» Testo fornito
● ● ● ●

Da Cvetrano a Roma passando per Stoccolma. Quando l'Europa è lavoro e passione. Intervista ad Antonio Calcara
del 2016-07-19
Nel difficile momento che sta attraversando l’Europa, attanagliata dalla Brexit, da una ondata immigratoria senza precedenti e con l‘Isis che spaventa sempre di più, parlare di Europa unita e di integrazione tra i popoli appare alquanto difficile e di ardua realizzazione.
Le moderne generazioni vivendo l’Europa spesso non conoscono a dovere gli immensi sforzi politici e i passi avanti fatti negli anni per poter arrivare ai giorni in cui la libera circolazione dei mezzi, servizi e capitali sembra essere “normale”.
E mentre c’è chi, alla luce di una crisi economica che non sembra allontanarsi, rimpiange la lira invocando politiche di isolamento in stile Inghilterra, c’è anche chi nell’Europa ci crede fortemente facendone oggetto del proprio percorso di studi e professionale.
Stiamo parlando del 26enne castelvetranese Antonio Calcara che, presso la School of Government della LUISS di Roma, si occupa di Politica Estera e di Difesa a livello europeo come un esperto di processi di integrazione e coordinazione delle politiche di difesa nazionali. Una esperienza che giunge dopo un altro importante progetto svolto a Stoccolma, in Svezia, presso il prestigioso centro di ricerca internazionale “Swedish National Defence College”, adesso rinominato “Defence University”. Lo abbiamo intervistato per discutere di Europa non con il solito politico o finanziere ma con una persona che è consapevole delle difficoltà di un Sud ormai sempre più meta di tragici viaggi della speranza.

● ● ● ●

» Dati forniti
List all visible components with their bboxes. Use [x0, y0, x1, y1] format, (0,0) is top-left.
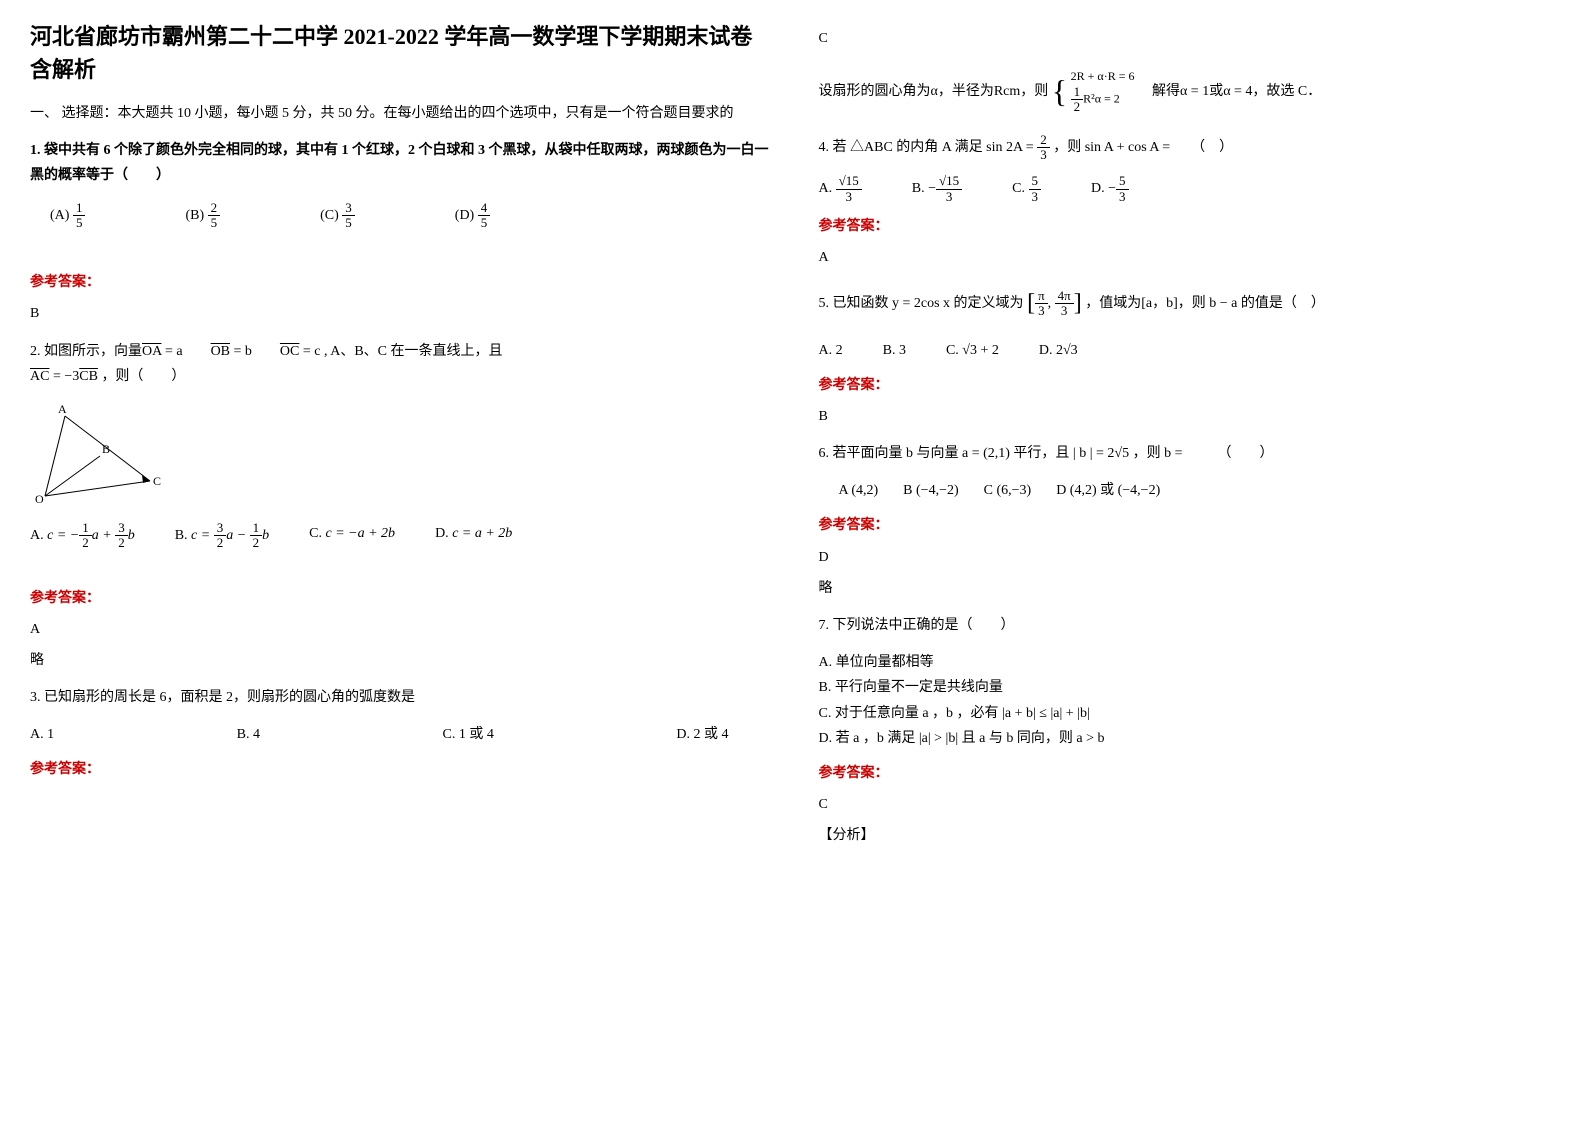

● ● ● ●

» Esercizi da svolgere
- a) Trascrivi dall'articolo su Antonio Calcara il passo che va da "Da Cvetrano a" a "di ardua realizzazione.".
- b) Riduci a un elenco puntato il paragrafo dell'articolo su Antonio Calcara che comincia con "Stiamo parlando del 26enne castelvetranese", conservandone i fatti principali.
- c) Secondo l'articolo su Antonio Calcara, presso quale scuola di Roma egli si occupa di Politica Estera e di Difesa a livello europeo?

» Soluzioni degli esercizi
- a)
Da Cvetrano a Roma passando per Stoccolma. Quando l'Europa è lavoro e passione. Intervista ad Antonio Calcara
del 2016-07-19
Nel difficile momento che sta attraversando l’Europa, attanagliata dalla Brexit, da una ondata immigratoria senza precedenti e con l‘Isis che spaventa sempre di più, parlare di Europa unita e di integrazione tra i popoli appare alquanto difficile e di ardua realizzazione.

- b)
- Antonio Calcara, 26 anni, è di Castelvetrano.
- Alla School of Government della LUISS di Roma si occupa di Politica Estera e di Difesa a livello europeo.
- È esperto di processi di integrazione e coordinazione delle politiche di difesa nazionali.
- In precedenza ha svolto un progetto a Stoccolma, presso lo "Swedish National Defence College", ora "Defence University".
- È stato intervistato per parlare di Europa con una persona consapevole delle difficoltà del Sud.

- c) Presso la School of Government della LUISS di Roma.